Short exercise :: From the entries below, copy out every line with "author" in it.

•••••

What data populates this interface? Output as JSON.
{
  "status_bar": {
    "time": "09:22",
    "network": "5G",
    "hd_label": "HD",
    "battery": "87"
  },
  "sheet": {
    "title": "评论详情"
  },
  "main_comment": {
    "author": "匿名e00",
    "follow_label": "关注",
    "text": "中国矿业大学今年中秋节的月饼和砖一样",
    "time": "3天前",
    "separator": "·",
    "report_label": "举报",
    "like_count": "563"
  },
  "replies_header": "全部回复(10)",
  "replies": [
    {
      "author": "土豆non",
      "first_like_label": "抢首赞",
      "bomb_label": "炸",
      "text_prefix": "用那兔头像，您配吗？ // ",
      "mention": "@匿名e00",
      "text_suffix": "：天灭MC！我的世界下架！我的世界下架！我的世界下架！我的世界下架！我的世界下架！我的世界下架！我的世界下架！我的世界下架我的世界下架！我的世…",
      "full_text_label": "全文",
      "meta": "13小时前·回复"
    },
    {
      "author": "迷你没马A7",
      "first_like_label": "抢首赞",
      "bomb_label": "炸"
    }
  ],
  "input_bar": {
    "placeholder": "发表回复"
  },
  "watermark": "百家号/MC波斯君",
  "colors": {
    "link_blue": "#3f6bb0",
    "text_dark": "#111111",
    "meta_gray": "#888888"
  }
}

•••••

Solved exercise ::
    "author": "匿名e00",
      "author": "土豆non",
      "author": "迷你没马A7",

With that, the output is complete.